Page:
· · · ·
Fish Sauce Spare Ribs

This is a go-to dish for me. I absolutely love Fish Sauce Spare Ribs. I’ll make a wild guess and say you might have never tried fish sauce spare ribs? Am I right? If so, read on!

Put down the BBQ sauce and give this incredibly easy recipe a try for a super flavorful take on spare ribs you won’t forget.

*Some of the recipes I share on Salt & Starch outline exact measurements for cooking certain things. I share what works for me and what doesnt. For this entry I am mostly leaving it up to you to figure out. There are many variations I have found when preparing this dish so what better way to figure out what works for you! When I first cooked FSSR’s I used the now defunct Lucky Peach 101 Easy Asian Recipe cookbook.

After a few attempts I of course changed up the recipe slightly to suit what I felt made a better result. But that’s the beauty of cooking – experimentation with flavors, spices, amounts, and preparation until you get it just right for your tastebuds. So that said, below is a general outline of what you need. Feel free to add, take away and tweak the recipe to make it yours.

*Note: If you are not familiar with Fish Sauce I suggest you read this quick little article first.

It’s packs a sweet, powerful and funky flavor to dishes and it can easily be overused on your first few attempts cooking with it – I mention that based on experience!

So, my general rule of thumb with Fish Sauce is ‘less is more’. The powerful flavors of the sauce will still come thru in the dish you prepare and as mentioned above – you can always tweak your amounts to your flavor profiles as you get accustomed to using Fish Sauce as a main ingredient.

General Ingredients suggested:

  • 2 Racks of Spare Ribs (St.Louis cut if possible)
  • 3/4 Cup of Fish Sauce (Found at most Asian supermarkets)
· · · ·
Dataset content:
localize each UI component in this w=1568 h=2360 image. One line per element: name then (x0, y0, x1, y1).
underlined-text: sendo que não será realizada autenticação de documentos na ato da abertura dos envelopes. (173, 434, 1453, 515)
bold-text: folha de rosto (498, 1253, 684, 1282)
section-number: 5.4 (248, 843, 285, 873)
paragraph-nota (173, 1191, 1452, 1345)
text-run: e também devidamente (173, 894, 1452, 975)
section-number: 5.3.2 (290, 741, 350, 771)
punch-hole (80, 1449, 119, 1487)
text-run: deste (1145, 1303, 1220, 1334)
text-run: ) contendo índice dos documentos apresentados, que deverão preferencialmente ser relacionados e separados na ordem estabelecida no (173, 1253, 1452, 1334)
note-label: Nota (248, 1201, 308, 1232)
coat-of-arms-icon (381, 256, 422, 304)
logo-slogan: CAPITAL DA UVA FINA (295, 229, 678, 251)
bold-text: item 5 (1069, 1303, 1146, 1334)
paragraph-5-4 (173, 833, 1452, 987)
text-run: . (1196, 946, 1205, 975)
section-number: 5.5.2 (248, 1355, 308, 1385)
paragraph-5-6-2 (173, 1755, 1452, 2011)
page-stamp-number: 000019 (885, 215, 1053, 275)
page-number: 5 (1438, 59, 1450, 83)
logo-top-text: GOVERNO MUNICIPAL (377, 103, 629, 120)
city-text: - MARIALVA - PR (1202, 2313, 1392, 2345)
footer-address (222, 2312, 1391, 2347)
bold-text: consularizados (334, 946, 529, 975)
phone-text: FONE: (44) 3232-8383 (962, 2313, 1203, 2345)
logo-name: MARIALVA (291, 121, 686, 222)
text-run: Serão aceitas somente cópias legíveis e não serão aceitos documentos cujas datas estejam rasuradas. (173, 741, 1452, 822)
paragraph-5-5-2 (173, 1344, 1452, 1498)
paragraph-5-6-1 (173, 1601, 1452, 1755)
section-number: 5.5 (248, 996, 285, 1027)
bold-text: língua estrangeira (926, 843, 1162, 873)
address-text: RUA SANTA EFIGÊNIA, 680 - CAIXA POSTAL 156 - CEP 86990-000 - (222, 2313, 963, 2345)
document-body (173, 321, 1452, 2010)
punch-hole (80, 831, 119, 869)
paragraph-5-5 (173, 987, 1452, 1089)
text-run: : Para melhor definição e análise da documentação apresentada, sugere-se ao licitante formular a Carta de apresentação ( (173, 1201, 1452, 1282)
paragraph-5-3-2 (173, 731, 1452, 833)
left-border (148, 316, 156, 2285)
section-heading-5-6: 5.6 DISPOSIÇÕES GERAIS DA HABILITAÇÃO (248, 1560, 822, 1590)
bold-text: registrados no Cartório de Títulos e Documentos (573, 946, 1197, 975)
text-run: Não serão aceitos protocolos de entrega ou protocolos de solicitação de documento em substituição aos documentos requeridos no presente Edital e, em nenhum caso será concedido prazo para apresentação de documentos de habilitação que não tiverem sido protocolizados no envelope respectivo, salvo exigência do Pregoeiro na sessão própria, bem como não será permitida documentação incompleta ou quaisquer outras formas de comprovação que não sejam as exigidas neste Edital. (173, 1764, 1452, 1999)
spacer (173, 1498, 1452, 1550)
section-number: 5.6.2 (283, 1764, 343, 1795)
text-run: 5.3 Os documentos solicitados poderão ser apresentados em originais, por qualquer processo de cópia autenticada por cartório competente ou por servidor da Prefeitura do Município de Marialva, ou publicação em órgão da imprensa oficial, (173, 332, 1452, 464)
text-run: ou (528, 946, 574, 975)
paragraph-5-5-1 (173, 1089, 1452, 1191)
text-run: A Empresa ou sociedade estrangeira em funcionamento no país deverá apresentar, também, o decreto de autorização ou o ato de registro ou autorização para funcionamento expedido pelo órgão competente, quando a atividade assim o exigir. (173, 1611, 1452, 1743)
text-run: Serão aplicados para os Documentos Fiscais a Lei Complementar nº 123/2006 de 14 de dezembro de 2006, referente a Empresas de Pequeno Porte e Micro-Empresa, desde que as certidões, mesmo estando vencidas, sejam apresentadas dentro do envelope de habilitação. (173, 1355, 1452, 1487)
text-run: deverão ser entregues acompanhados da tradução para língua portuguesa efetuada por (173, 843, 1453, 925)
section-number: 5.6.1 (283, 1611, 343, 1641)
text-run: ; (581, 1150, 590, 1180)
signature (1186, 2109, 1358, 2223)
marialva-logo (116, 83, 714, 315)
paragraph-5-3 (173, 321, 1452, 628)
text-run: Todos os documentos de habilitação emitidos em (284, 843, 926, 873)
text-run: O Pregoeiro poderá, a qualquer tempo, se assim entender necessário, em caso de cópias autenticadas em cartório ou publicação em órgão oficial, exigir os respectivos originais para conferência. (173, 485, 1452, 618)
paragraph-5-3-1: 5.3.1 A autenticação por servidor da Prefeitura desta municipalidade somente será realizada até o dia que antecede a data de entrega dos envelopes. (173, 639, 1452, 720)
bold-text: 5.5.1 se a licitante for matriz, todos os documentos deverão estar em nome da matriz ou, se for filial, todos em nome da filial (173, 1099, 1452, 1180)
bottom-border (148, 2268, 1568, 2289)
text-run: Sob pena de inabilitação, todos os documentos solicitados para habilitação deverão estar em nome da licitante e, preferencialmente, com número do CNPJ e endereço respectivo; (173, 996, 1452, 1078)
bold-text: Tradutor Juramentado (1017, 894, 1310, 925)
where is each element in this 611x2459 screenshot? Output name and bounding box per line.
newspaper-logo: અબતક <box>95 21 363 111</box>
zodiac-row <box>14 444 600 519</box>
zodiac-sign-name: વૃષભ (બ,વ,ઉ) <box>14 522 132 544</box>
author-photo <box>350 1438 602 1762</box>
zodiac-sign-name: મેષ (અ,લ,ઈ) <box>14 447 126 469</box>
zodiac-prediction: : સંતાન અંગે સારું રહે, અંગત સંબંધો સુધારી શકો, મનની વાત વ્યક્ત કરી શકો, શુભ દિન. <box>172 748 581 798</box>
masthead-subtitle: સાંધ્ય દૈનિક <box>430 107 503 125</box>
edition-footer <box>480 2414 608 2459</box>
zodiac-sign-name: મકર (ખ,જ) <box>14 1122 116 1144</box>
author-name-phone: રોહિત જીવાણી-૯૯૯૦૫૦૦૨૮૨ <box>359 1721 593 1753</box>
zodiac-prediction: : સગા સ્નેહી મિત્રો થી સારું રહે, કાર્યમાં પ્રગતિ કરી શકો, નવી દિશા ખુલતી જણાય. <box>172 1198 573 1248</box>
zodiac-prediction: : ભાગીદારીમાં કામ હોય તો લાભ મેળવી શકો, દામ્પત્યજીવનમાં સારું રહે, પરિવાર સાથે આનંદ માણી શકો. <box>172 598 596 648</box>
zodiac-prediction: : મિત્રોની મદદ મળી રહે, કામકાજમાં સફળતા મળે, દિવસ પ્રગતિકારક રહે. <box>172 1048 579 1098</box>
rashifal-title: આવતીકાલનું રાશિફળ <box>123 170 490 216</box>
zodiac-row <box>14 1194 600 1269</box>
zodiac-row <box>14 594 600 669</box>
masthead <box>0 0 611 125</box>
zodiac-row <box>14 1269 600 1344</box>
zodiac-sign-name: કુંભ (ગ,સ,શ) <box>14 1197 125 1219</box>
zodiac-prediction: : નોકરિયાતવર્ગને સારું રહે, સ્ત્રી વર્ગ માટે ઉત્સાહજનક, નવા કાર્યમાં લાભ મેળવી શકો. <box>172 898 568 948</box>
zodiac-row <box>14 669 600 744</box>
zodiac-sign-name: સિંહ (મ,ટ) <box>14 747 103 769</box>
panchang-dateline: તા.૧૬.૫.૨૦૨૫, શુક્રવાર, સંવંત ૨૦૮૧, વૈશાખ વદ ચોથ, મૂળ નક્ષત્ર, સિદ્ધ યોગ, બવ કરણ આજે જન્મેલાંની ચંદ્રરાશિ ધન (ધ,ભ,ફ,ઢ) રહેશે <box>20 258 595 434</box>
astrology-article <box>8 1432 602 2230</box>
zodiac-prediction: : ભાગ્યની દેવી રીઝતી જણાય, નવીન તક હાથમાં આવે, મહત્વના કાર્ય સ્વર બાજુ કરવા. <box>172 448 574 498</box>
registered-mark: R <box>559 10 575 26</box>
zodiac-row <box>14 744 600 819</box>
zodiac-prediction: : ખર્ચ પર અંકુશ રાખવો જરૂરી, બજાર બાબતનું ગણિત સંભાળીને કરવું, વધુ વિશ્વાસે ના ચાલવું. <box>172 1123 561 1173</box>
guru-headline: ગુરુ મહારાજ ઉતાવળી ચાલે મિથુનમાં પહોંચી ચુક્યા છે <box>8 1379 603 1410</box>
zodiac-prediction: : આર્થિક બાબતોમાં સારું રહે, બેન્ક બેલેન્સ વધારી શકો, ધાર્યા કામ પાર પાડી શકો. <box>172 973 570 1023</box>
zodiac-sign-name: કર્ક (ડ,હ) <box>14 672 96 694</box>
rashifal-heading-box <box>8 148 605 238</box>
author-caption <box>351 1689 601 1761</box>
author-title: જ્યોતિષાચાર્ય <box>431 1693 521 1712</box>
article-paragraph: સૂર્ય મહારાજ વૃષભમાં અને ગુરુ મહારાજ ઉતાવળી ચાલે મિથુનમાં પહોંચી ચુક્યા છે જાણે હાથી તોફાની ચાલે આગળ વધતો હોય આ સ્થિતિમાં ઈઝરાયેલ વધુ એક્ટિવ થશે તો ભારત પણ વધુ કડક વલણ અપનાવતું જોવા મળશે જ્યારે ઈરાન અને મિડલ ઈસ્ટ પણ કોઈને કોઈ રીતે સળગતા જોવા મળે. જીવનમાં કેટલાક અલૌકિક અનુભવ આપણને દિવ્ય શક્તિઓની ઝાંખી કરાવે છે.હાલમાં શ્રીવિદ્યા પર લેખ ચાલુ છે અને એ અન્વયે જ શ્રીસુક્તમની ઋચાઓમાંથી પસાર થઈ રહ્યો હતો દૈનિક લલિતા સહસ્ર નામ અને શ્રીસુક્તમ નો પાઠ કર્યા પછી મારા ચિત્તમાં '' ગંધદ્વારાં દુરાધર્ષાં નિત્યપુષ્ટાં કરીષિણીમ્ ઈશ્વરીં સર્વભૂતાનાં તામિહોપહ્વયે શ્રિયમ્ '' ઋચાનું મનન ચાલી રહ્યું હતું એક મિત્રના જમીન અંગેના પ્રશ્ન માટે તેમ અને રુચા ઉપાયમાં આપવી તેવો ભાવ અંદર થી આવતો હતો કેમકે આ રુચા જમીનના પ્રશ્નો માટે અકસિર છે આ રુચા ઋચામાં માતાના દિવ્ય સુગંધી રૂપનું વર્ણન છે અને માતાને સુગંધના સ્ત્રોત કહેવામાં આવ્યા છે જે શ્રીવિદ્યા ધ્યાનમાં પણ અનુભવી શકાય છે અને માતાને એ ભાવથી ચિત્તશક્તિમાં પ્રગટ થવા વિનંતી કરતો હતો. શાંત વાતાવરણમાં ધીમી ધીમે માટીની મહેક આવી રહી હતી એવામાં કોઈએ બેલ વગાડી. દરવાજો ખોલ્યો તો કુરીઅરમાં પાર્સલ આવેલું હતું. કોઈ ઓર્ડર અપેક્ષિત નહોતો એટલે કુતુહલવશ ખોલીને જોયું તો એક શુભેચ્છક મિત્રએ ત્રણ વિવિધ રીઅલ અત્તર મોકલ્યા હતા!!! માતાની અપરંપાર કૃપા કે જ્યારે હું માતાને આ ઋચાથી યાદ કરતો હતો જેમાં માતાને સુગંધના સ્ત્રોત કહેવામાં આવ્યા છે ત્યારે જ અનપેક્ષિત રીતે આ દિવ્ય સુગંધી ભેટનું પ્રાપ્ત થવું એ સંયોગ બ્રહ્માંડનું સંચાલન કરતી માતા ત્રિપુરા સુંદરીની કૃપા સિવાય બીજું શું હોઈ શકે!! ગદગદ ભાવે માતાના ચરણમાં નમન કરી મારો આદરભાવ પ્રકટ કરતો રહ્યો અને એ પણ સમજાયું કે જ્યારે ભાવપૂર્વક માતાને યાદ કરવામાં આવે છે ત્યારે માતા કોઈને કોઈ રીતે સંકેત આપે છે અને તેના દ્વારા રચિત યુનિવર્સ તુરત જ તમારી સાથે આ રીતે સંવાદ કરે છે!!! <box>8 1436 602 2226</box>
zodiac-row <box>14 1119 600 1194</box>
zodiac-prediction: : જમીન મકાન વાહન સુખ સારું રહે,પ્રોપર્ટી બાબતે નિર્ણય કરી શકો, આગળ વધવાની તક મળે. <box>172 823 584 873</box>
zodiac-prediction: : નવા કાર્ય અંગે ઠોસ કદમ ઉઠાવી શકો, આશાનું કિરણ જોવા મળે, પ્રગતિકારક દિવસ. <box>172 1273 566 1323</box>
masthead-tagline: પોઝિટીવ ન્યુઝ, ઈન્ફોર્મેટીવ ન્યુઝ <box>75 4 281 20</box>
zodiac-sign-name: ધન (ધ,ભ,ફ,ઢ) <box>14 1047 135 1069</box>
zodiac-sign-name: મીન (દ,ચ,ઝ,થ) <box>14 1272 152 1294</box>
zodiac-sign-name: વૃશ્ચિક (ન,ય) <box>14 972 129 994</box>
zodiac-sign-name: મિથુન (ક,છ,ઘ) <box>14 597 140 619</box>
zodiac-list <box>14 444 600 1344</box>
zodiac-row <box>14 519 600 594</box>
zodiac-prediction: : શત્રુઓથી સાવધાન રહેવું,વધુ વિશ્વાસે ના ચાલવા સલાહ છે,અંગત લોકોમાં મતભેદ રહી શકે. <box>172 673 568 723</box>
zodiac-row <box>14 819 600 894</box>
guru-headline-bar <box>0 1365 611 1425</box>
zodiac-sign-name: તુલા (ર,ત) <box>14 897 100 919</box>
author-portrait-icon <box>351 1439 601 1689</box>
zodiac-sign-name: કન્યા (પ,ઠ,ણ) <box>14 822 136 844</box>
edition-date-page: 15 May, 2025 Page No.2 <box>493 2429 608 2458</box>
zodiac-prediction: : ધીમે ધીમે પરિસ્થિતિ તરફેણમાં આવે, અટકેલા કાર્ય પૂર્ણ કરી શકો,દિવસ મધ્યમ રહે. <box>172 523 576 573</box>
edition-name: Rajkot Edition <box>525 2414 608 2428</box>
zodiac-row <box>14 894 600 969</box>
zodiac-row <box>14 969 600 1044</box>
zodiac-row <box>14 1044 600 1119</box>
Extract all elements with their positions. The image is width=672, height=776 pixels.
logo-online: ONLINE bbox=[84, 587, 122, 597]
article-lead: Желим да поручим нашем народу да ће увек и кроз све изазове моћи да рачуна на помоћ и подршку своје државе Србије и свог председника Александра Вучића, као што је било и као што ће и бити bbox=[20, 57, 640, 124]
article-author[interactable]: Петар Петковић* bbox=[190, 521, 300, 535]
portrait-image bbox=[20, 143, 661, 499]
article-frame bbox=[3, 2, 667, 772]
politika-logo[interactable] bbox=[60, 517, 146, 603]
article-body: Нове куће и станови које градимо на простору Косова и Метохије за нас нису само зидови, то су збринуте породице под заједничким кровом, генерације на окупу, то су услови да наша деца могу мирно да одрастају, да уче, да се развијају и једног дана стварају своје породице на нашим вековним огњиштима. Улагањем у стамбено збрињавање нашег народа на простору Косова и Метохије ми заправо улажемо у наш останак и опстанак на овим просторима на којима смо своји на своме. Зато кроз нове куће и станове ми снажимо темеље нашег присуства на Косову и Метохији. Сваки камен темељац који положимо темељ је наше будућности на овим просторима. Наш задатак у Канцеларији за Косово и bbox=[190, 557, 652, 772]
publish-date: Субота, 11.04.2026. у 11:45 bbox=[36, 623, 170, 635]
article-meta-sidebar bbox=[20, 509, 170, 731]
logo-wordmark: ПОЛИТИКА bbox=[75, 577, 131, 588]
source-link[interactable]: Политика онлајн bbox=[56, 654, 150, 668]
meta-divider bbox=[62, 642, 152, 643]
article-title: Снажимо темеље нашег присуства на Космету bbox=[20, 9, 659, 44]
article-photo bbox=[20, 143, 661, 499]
· · · ·
Brief:
Quote the stretch of the spare ribs recipe from "It’s packs a" through "based on experience!", word for word.

Result for this task:
It’s packs a sweet, powerful and funky flavor to dishes and it can easily be overused on your first few attempts cooking with it – I mention that based on experience!